* EXERCISE PROMPT:
Copy out every line of the records where the string "Flyttningsnetto" occurs.

* DATA:
╭──
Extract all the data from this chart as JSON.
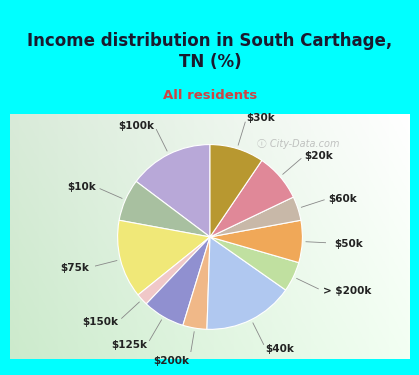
{
  "title": "Income distribution in South Carthage,\nTN (%)",
  "subtitle": "All residents",
  "title_color": "#1a1a2e",
  "subtitle_color": "#cc4444",
  "bg_cyan": "#00ffff",
  "watermark": "ⓘ City-Data.com",
  "labels": [
    "$100k",
    "$10k",
    "$75k",
    "$150k",
    "$125k",
    "$200k",
    "$40k",
    "> $200k",
    "$50k",
    "$60k",
    "$20k",
    "$30k"
  ],
  "values": [
    14,
    7,
    13,
    2,
    7,
    4,
    15,
    5,
    7,
    4,
    8,
    9
  ],
  "colors": [
    "#b8a8d8",
    "#a8c0a0",
    "#f0e878",
    "#f0c8c8",
    "#9090d0",
    "#f0b888",
    "#b0c8f0",
    "#c0e0a0",
    "#f0a858",
    "#c8b8a8",
    "#e08898",
    "#b89830"
  ],
  "label_fontsize": 7.5,
  "title_fontsize": 12,
  "subtitle_fontsize": 9.5,
  "startangle": 90
}
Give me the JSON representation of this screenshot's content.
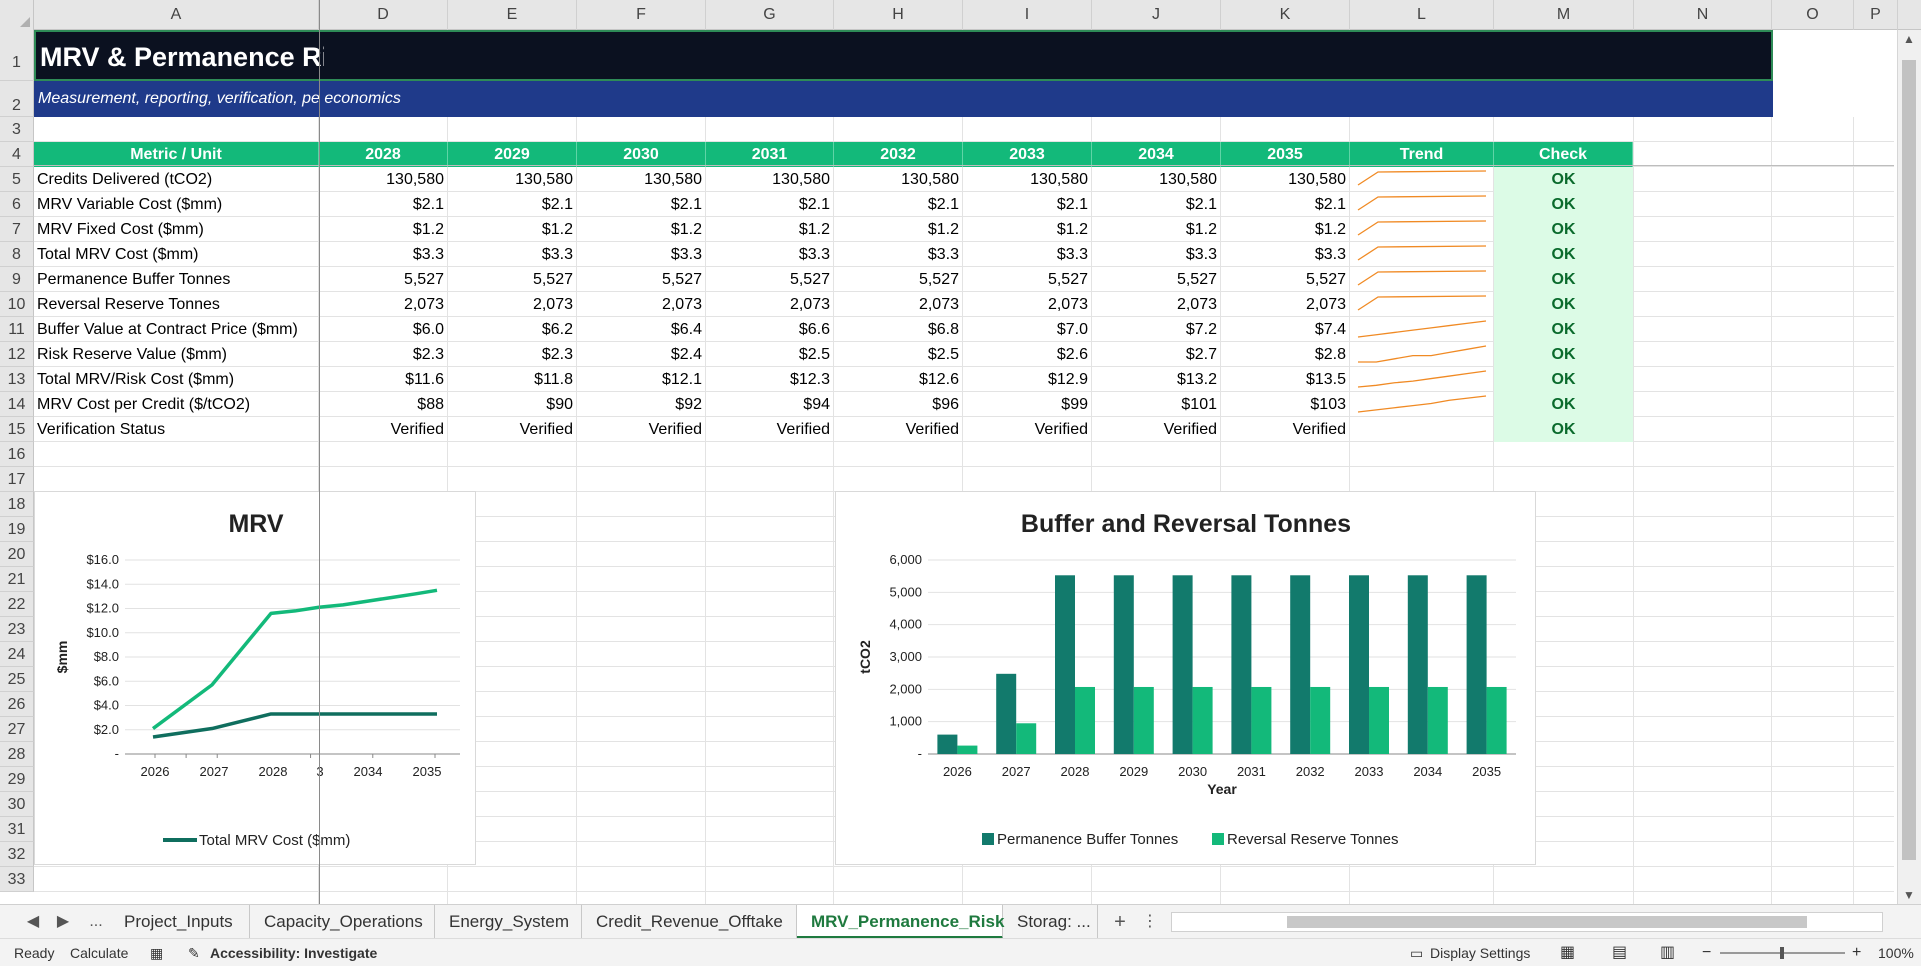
{
  "columns": [
    "A",
    "D",
    "E",
    "F",
    "G",
    "H",
    "I",
    "J",
    "K",
    "L",
    "M",
    "N",
    "O",
    "P"
  ],
  "rows": [
    "1",
    "2",
    "3",
    "4",
    "5",
    "6",
    "7",
    "8",
    "9",
    "10",
    "11",
    "12",
    "13",
    "14",
    "15",
    "16",
    "17",
    "18",
    "19",
    "20",
    "21",
    "22",
    "23",
    "24",
    "25",
    "26",
    "27",
    "28",
    "29",
    "30",
    "31",
    "32",
    "33"
  ],
  "sheet": {
    "title": "MRV & Permanence Ri",
    "subtitle": "Measurement, reporting, verification, pe economics",
    "header": [
      "Metric / Unit",
      "2028",
      "2029",
      "2030",
      "2031",
      "2032",
      "2033",
      "2034",
      "2035",
      "Trend",
      "Check"
    ],
    "table": [
      {
        "label": "Credits Delivered (tCO2)",
        "values": [
          "130,580",
          "130,580",
          "130,580",
          "130,580",
          "130,580",
          "130,580",
          "130,580",
          "130,580"
        ],
        "check": "OK"
      },
      {
        "label": "MRV Variable Cost ($mm)",
        "values": [
          "$2.1",
          "$2.1",
          "$2.1",
          "$2.1",
          "$2.1",
          "$2.1",
          "$2.1",
          "$2.1"
        ],
        "check": "OK"
      },
      {
        "label": "MRV Fixed Cost ($mm)",
        "values": [
          "$1.2",
          "$1.2",
          "$1.2",
          "$1.2",
          "$1.2",
          "$1.2",
          "$1.2",
          "$1.2"
        ],
        "check": "OK"
      },
      {
        "label": "Total MRV Cost ($mm)",
        "values": [
          "$3.3",
          "$3.3",
          "$3.3",
          "$3.3",
          "$3.3",
          "$3.3",
          "$3.3",
          "$3.3"
        ],
        "check": "OK"
      },
      {
        "label": "Permanence Buffer Tonnes",
        "values": [
          "5,527",
          "5,527",
          "5,527",
          "5,527",
          "5,527",
          "5,527",
          "5,527",
          "5,527"
        ],
        "check": "OK"
      },
      {
        "label": "Reversal Reserve Tonnes",
        "values": [
          "2,073",
          "2,073",
          "2,073",
          "2,073",
          "2,073",
          "2,073",
          "2,073",
          "2,073"
        ],
        "check": "OK"
      },
      {
        "label": "Buffer Value at Contract Price ($mm)",
        "values": [
          "$6.0",
          "$6.2",
          "$6.4",
          "$6.6",
          "$6.8",
          "$7.0",
          "$7.2",
          "$7.4"
        ],
        "check": "OK"
      },
      {
        "label": "Risk Reserve Value ($mm)",
        "values": [
          "$2.3",
          "$2.3",
          "$2.4",
          "$2.5",
          "$2.5",
          "$2.6",
          "$2.7",
          "$2.8"
        ],
        "check": "OK"
      },
      {
        "label": "Total MRV/Risk Cost ($mm)",
        "values": [
          "$11.6",
          "$11.8",
          "$12.1",
          "$12.3",
          "$12.6",
          "$12.9",
          "$13.2",
          "$13.5"
        ],
        "check": "OK"
      },
      {
        "label": "MRV Cost per Credit ($/tCO2)",
        "values": [
          "$88",
          "$90",
          "$92",
          "$94",
          "$96",
          "$99",
          "$101",
          "$103"
        ],
        "check": "OK"
      },
      {
        "label": "Verification Status",
        "values": [
          "Verified",
          "Verified",
          "Verified",
          "Verified",
          "Verified",
          "Verified",
          "Verified",
          "Verified"
        ],
        "check": "OK"
      }
    ],
    "sparkline_color": "#f08a24"
  },
  "chart_data": [
    {
      "type": "line",
      "title": "MRV",
      "ylabel": "$mm",
      "xlabel": "",
      "x": [
        "2026",
        "2027",
        "2028",
        "2029",
        "2030",
        "2031",
        "2032",
        "2033",
        "2034",
        "2035"
      ],
      "x_tick_labels": [
        "2026",
        "2027",
        "2028",
        "3",
        "2034",
        "2035"
      ],
      "y_tick_labels": [
        "-",
        "$2.0",
        "$4.0",
        "$6.0",
        "$8.0",
        "$10.0",
        "$12.0",
        "$14.0",
        "$16.0"
      ],
      "ylim": [
        0,
        16
      ],
      "series": [
        {
          "name": "",
          "color": "#13b97a",
          "values": [
            2.1,
            5.7,
            11.6,
            11.8,
            12.1,
            12.3,
            12.6,
            12.9,
            13.2,
            13.5
          ]
        },
        {
          "name": "Total MRV Cost ($mm)",
          "color": "#0f6e5e",
          "values": [
            1.4,
            2.1,
            3.3,
            3.3,
            3.3,
            3.3,
            3.3,
            3.3,
            3.3,
            3.3
          ]
        }
      ],
      "legend": "bottom",
      "legend_label": "Total MRV Cost ($mm)"
    },
    {
      "type": "bar",
      "title": "Buffer and Reversal Tonnes",
      "xlabel": "Year",
      "ylabel": "tCO2",
      "categories": [
        "2026",
        "2027",
        "2028",
        "2029",
        "2030",
        "2031",
        "2032",
        "2033",
        "2034",
        "2035"
      ],
      "y_tick_labels": [
        "-",
        "1,000",
        "2,000",
        "3,000",
        "4,000",
        "5,000",
        "6,000"
      ],
      "ylim": [
        0,
        6000
      ],
      "series": [
        {
          "name": "Permanence Buffer Tonnes",
          "color": "#127a6c",
          "values": [
            600,
            2480,
            5527,
            5527,
            5527,
            5527,
            5527,
            5527,
            5527,
            5527
          ]
        },
        {
          "name": "Reversal Reserve Tonnes",
          "color": "#13b97a",
          "values": [
            260,
            950,
            2073,
            2073,
            2073,
            2073,
            2073,
            2073,
            2073,
            2073
          ]
        }
      ],
      "legend": "bottom"
    }
  ],
  "tabs": {
    "nav_prev": "◀",
    "nav_next": "▶",
    "nav_more": "...",
    "items": [
      "Project_Inputs",
      "Capacity_Operations",
      "Energy_System",
      "Credit_Revenue_Offtake",
      "MRV_Permanence_Risk",
      "Storag: ..."
    ],
    "active": "MRV_Permanence_Risk",
    "add": "+"
  },
  "status": {
    "ready": "Ready",
    "calculate": "Calculate",
    "accessibility": "Accessibility: Investigate",
    "display_settings": "Display Settings",
    "zoom_minus": "−",
    "zoom_plus": "+",
    "zoom": "100%"
  }
}
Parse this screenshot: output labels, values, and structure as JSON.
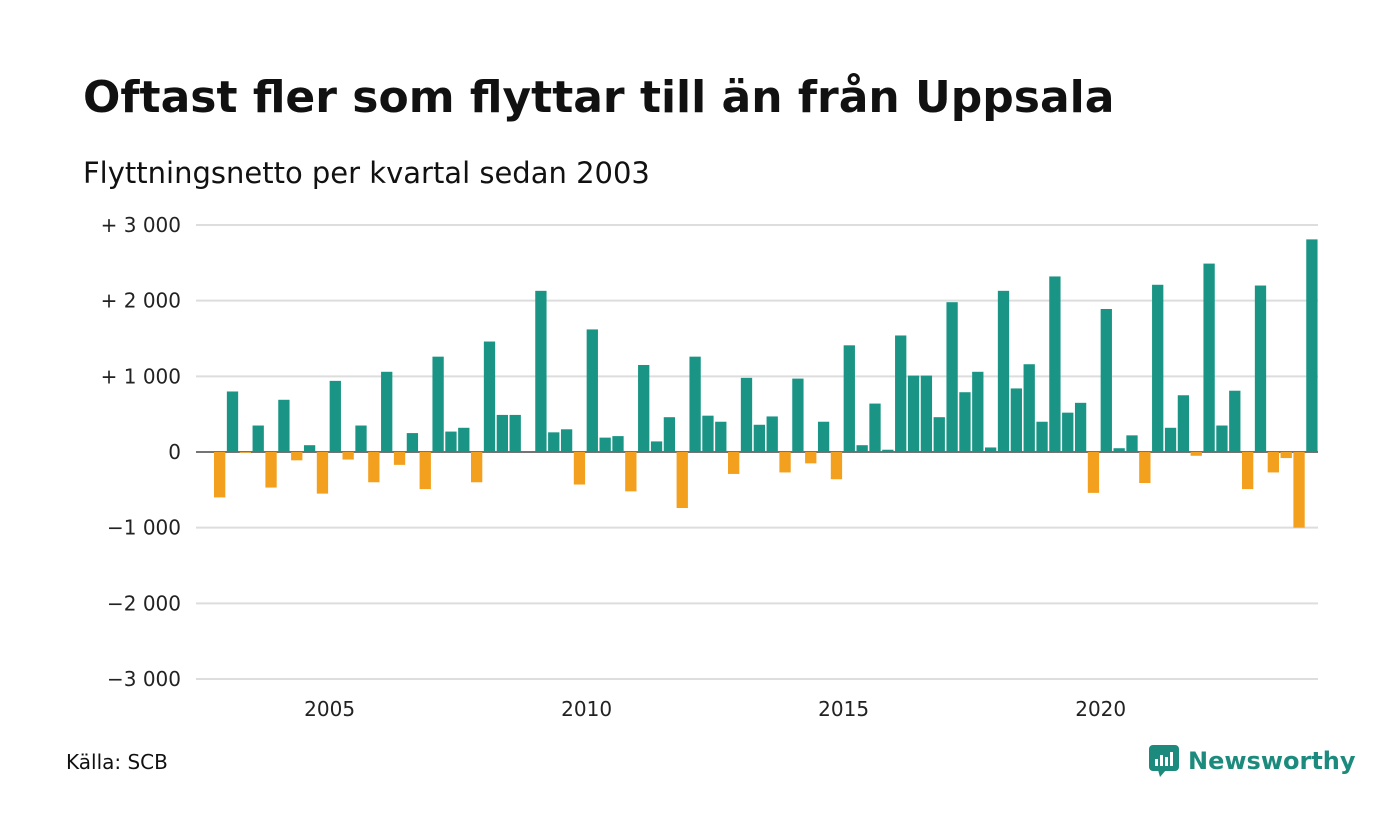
{
  "title": "Oftast fler som flyttar till än från Uppsala",
  "subtitle": "Flyttningsnetto per kvartal sedan 2003",
  "source": "Källa: SCB",
  "brand": {
    "name": "Newsworthy",
    "icon": "newsworthy-logo-icon",
    "color": "#1c8b7e"
  },
  "colors": {
    "positive": "#1a9585",
    "negative": "#f3a01e",
    "grid": "#dddddd",
    "zero": "#222222"
  },
  "chart_data": {
    "type": "bar",
    "title": "Oftast fler som flyttar till än från Uppsala",
    "subtitle": "Flyttningsnetto per kvartal sedan 2003",
    "xlabel": "",
    "ylabel": "",
    "ylim": [
      -3000,
      3000
    ],
    "y_ticks": [
      3000,
      2000,
      1000,
      0,
      -1000,
      -2000,
      -3000
    ],
    "y_tick_labels": [
      "+ 3 000",
      "+ 2 000",
      "+ 1 000",
      "0",
      "−1 000",
      "−2 000",
      "−3 000"
    ],
    "x_ticks": [
      2005,
      2010,
      2015,
      2020
    ],
    "x_tick_labels": [
      "2005",
      "2010",
      "2015",
      "2020"
    ],
    "grid": true,
    "start": {
      "year": 2003,
      "quarter": 2
    },
    "values": [
      -600,
      800,
      -10,
      350,
      -470,
      690,
      -110,
      90,
      -550,
      940,
      -100,
      350,
      -400,
      1060,
      -170,
      250,
      -490,
      1260,
      270,
      320,
      -400,
      1460,
      490,
      490,
      0,
      2130,
      260,
      300,
      -430,
      1620,
      190,
      210,
      -520,
      1150,
      140,
      460,
      -740,
      1260,
      480,
      400,
      -290,
      980,
      360,
      470,
      -270,
      970,
      -150,
      400,
      -360,
      1410,
      90,
      640,
      30,
      1540,
      1010,
      1010,
      460,
      1980,
      790,
      1060,
      60,
      2130,
      840,
      1160,
      400,
      2320,
      520,
      650,
      -540,
      1890,
      50,
      220,
      -410,
      2210,
      320,
      750,
      -50,
      2490,
      350,
      810,
      -490,
      2200,
      -270,
      -80,
      -1000,
      2810
    ]
  }
}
╰──
* RESPONSE TO THE EXERCISE:
  "subtitle": "Flyttningsnetto per kvartal sedan 2003",
    "subtitle": "Flyttningsnetto per kvartal sedan 2003",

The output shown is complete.